## Goal of the exercise
Give back the full listing verbatim, apart from its images.

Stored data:
- - - -

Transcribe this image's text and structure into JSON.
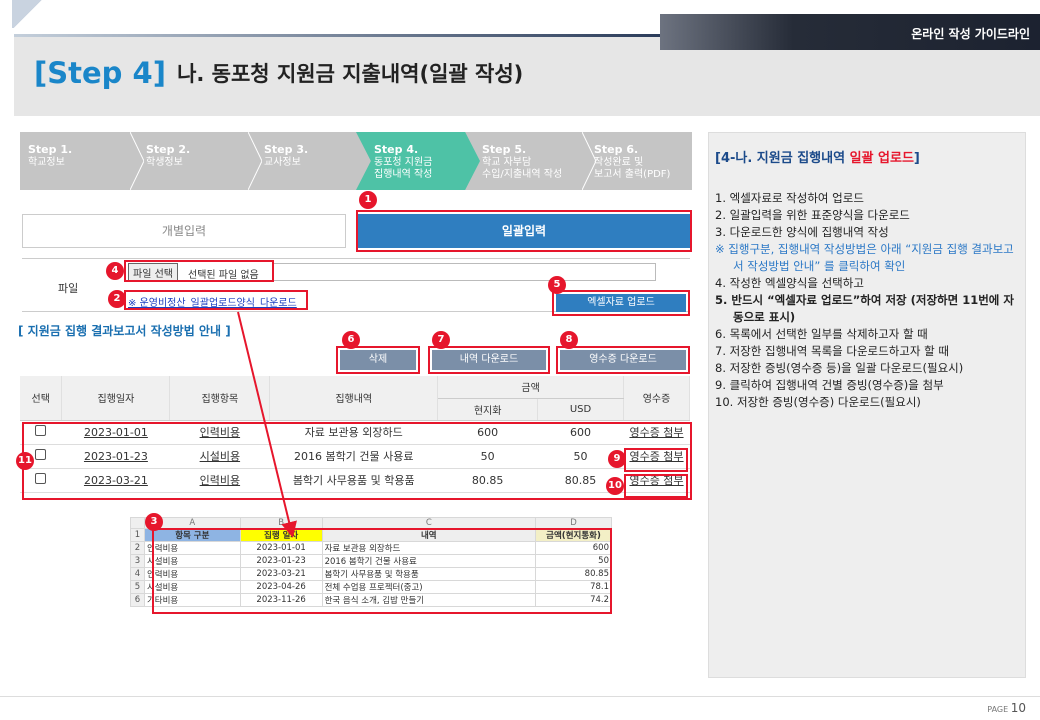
{
  "header": {
    "guide_tag": "온라인 작성 가이드라인",
    "step": "[Step 4]",
    "subtitle": "나. 동포청 지원금 지출내역(일괄 작성)"
  },
  "steps": [
    {
      "num": "Step 1.",
      "label": "학교정보",
      "label2": ""
    },
    {
      "num": "Step 2.",
      "label": "학생정보",
      "label2": ""
    },
    {
      "num": "Step 3.",
      "label": "교사정보",
      "label2": ""
    },
    {
      "num": "Step 4.",
      "label": "동포청 지원금",
      "label2": "집행내역 작성"
    },
    {
      "num": "Step 5.",
      "label": "학교 자부담",
      "label2": "수입/지출내역 작성"
    },
    {
      "num": "Step 6.",
      "label": "작성완료 및",
      "label2": "보고서 출력(PDF)"
    }
  ],
  "tabs": {
    "individual": "개별입력",
    "bulk": "일괄입력"
  },
  "file": {
    "label": "파일",
    "choose": "파일 선택",
    "none": "선택된 파일 없음",
    "template_link": "※ 운영비정산_일괄업로드양식_다운로드",
    "upload": "엑셀자료 업로드"
  },
  "guide_link": "[ 지원금 집행 결과보고서 작성방법 안내 ]",
  "buttons": {
    "delete": "삭제",
    "download_list": "내역 다운로드",
    "download_receipt": "영수증 다운로드"
  },
  "table": {
    "headers": {
      "select": "선택",
      "date": "집행일자",
      "item": "집행항목",
      "detail": "집행내역",
      "amount": "금액",
      "local": "현지화",
      "usd": "USD",
      "receipt": "영수증"
    },
    "rows": [
      {
        "date": "2023-01-01",
        "item": "인력비용",
        "detail": "자료 보관용 외장하드",
        "local": "600",
        "usd": "600",
        "receipt": "영수증 첨부"
      },
      {
        "date": "2023-01-23",
        "item": "시설비용",
        "detail": "2016 봄학기 건물 사용료",
        "local": "50",
        "usd": "50",
        "receipt": "영수증 첨부"
      },
      {
        "date": "2023-03-21",
        "item": "인력비용",
        "detail": "봄학기 사무용품 및 학용품",
        "local": "80.85",
        "usd": "80.85",
        "receipt": "영수증 첨부"
      }
    ]
  },
  "excel": {
    "cols": [
      "A",
      "B",
      "C",
      "D"
    ],
    "headers": [
      "항목 구분",
      "집행 일자",
      "내역",
      "금액(현지통화)"
    ],
    "rows": [
      {
        "n": "2",
        "a": "인력비용",
        "b": "2023-01-01",
        "c": "자료 보관용 외장하드",
        "d": "600"
      },
      {
        "n": "3",
        "a": "시설비용",
        "b": "2023-01-23",
        "c": "2016 봄학기 건물 사용료",
        "d": "50"
      },
      {
        "n": "4",
        "a": "인력비용",
        "b": "2023-03-21",
        "c": "봄학기 사무용품 및 학용품",
        "d": "80.85"
      },
      {
        "n": "5",
        "a": "시설비용",
        "b": "2023-04-26",
        "c": "전체 수업용 프로젝터(중고)",
        "d": "78.1"
      },
      {
        "n": "6",
        "a": "기타비용",
        "b": "2023-11-26",
        "c": "한국 음식 소개, 김밥 만들기",
        "d": "74.2"
      }
    ]
  },
  "badges": [
    "1",
    "2",
    "3",
    "4",
    "5",
    "6",
    "7",
    "8",
    "9",
    "10",
    "11"
  ],
  "panel": {
    "title_a": "[4-나. 지원금 집행내역 ",
    "title_b": "일괄 업로드",
    "title_c": "]",
    "lines": [
      "1.  엑셀자료로 작성하여 업로드",
      "2.  일괄입력을 위한 표준양식을 다운로드",
      "3.  다운로드한 양식에 집행내역 작성",
      "※ 집행구분, 집행내역 작성방법은 아래 “지원금 집행 결과보고서 작성방법 안내” 를 클릭하여 확인",
      "4.  작성한 엑셀양식을 선택하고",
      "5.  반드시 “엑셀자료 업로드”하여 저장 (저장하면 11번에 자동으로 표시)",
      "6.  목록에서 선택한 일부를 삭제하고자 할 때",
      "7.  저장한 집행내역 목록을 다운로드하고자 할 때",
      "8.  저장한 증빙(영수증 등)을 일괄 다운로드(필요시)",
      "9.  클릭하여 집행내역 건별 증빙(영수증)을 첨부",
      "10. 저장한 증빙(영수증) 다운로드(필요시)"
    ]
  },
  "footer": {
    "page_label": "PAGE",
    "page": "10"
  },
  "colors": {
    "accent": "#1a86c9",
    "annotation": "#e6162c",
    "active_step": "#4ec2a6",
    "button": "#2f7ec0"
  }
}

- - - -

## Complete response
Transcribe this image's text and structure into JSON.
{
  "header": {
    "guide_tag": "온라인 작성 가이드라인",
    "step": "[Step 4]",
    "subtitle": "나. 동포청 지원금 지출내역(일괄 작성)"
  },
  "steps": [
    {
      "num": "Step 1.",
      "label": "학교정보",
      "label2": ""
    },
    {
      "num": "Step 2.",
      "label": "학생정보",
      "label2": ""
    },
    {
      "num": "Step 3.",
      "label": "교사정보",
      "label2": ""
    },
    {
      "num": "Step 4.",
      "label": "동포청 지원금",
      "label2": "집행내역 작성"
    },
    {
      "num": "Step 5.",
      "label": "학교 자부담",
      "label2": "수입/지출내역 작성"
    },
    {
      "num": "Step 6.",
      "label": "작성완료 및",
      "label2": "보고서 출력(PDF)"
    }
  ],
  "tabs": {
    "individual": "개별입력",
    "bulk": "일괄입력"
  },
  "file": {
    "label": "파일",
    "choose": "파일 선택",
    "none": "선택된 파일 없음",
    "template_link": "※ 운영비정산_일괄업로드양식_다운로드",
    "upload": "엑셀자료 업로드"
  },
  "guide_link": "[ 지원금 집행 결과보고서 작성방법 안내 ]",
  "buttons": {
    "delete": "삭제",
    "download_list": "내역 다운로드",
    "download_receipt": "영수증 다운로드"
  },
  "table": {
    "headers": {
      "select": "선택",
      "date": "집행일자",
      "item": "집행항목",
      "detail": "집행내역",
      "amount": "금액",
      "local": "현지화",
      "usd": "USD",
      "receipt": "영수증"
    },
    "rows": [
      {
        "date": "2023-01-01",
        "item": "인력비용",
        "detail": "자료 보관용 외장하드",
        "local": "600",
        "usd": "600",
        "receipt": "영수증 첨부"
      },
      {
        "date": "2023-01-23",
        "item": "시설비용",
        "detail": "2016 봄학기 건물 사용료",
        "local": "50",
        "usd": "50",
        "receipt": "영수증 첨부"
      },
      {
        "date": "2023-03-21",
        "item": "인력비용",
        "detail": "봄학기 사무용품 및 학용품",
        "local": "80.85",
        "usd": "80.85",
        "receipt": "영수증 첨부"
      }
    ]
  },
  "excel": {
    "cols": [
      "A",
      "B",
      "C",
      "D"
    ],
    "headers": [
      "항목 구분",
      "집행 일자",
      "내역",
      "금액(현지통화)"
    ],
    "rows": [
      {
        "n": "2",
        "a": "인력비용",
        "b": "2023-01-01",
        "c": "자료 보관용 외장하드",
        "d": "600"
      },
      {
        "n": "3",
        "a": "시설비용",
        "b": "2023-01-23",
        "c": "2016 봄학기 건물 사용료",
        "d": "50"
      },
      {
        "n": "4",
        "a": "인력비용",
        "b": "2023-03-21",
        "c": "봄학기 사무용품 및 학용품",
        "d": "80.85"
      },
      {
        "n": "5",
        "a": "시설비용",
        "b": "2023-04-26",
        "c": "전체 수업용 프로젝터(중고)",
        "d": "78.1"
      },
      {
        "n": "6",
        "a": "기타비용",
        "b": "2023-11-26",
        "c": "한국 음식 소개, 김밥 만들기",
        "d": "74.2"
      }
    ]
  },
  "badges": [
    "1",
    "2",
    "3",
    "4",
    "5",
    "6",
    "7",
    "8",
    "9",
    "10",
    "11"
  ],
  "panel": {
    "title_a": "[4-나. 지원금 집행내역 ",
    "title_b": "일괄 업로드",
    "title_c": "]",
    "lines": [
      "1.  엑셀자료로 작성하여 업로드",
      "2.  일괄입력을 위한 표준양식을 다운로드",
      "3.  다운로드한 양식에 집행내역 작성",
      "※ 집행구분, 집행내역 작성방법은 아래 “지원금 집행 결과보고서 작성방법 안내” 를 클릭하여 확인",
      "4.  작성한 엑셀양식을 선택하고",
      "5.  반드시 “엑셀자료 업로드”하여 저장 (저장하면 11번에 자동으로 표시)",
      "6.  목록에서 선택한 일부를 삭제하고자 할 때",
      "7.  저장한 집행내역 목록을 다운로드하고자 할 때",
      "8.  저장한 증빙(영수증 등)을 일괄 다운로드(필요시)",
      "9.  클릭하여 집행내역 건별 증빙(영수증)을 첨부",
      "10. 저장한 증빙(영수증) 다운로드(필요시)"
    ]
  },
  "footer": {
    "page_label": "PAGE",
    "page": "10"
  },
  "colors": {
    "accent": "#1a86c9",
    "annotation": "#e6162c",
    "active_step": "#4ec2a6",
    "button": "#2f7ec0"
  }
}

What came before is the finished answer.